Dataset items
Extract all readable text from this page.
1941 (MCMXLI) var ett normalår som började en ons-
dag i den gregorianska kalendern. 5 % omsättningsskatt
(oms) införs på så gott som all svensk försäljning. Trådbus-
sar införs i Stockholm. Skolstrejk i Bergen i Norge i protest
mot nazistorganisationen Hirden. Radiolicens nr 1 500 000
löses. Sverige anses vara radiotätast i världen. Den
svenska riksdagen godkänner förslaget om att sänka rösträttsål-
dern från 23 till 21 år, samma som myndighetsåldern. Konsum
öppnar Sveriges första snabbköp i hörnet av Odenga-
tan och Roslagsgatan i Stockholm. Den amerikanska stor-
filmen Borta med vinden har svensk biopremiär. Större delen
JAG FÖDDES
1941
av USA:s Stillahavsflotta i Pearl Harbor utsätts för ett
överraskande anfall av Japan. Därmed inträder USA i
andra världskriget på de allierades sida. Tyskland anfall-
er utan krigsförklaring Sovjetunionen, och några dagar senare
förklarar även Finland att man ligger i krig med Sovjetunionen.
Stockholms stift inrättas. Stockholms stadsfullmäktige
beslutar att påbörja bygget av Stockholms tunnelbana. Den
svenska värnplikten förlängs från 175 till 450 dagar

_Exercise aim:_
Look through the data above. Each line containing the word "Sovjetunionen" needs to be copied.

_Task answer:_
er utan krigsförklaring Sovjetunionen, och några dagar senare
förklarar även Finland att man ligger i krig med Sovjetunionen.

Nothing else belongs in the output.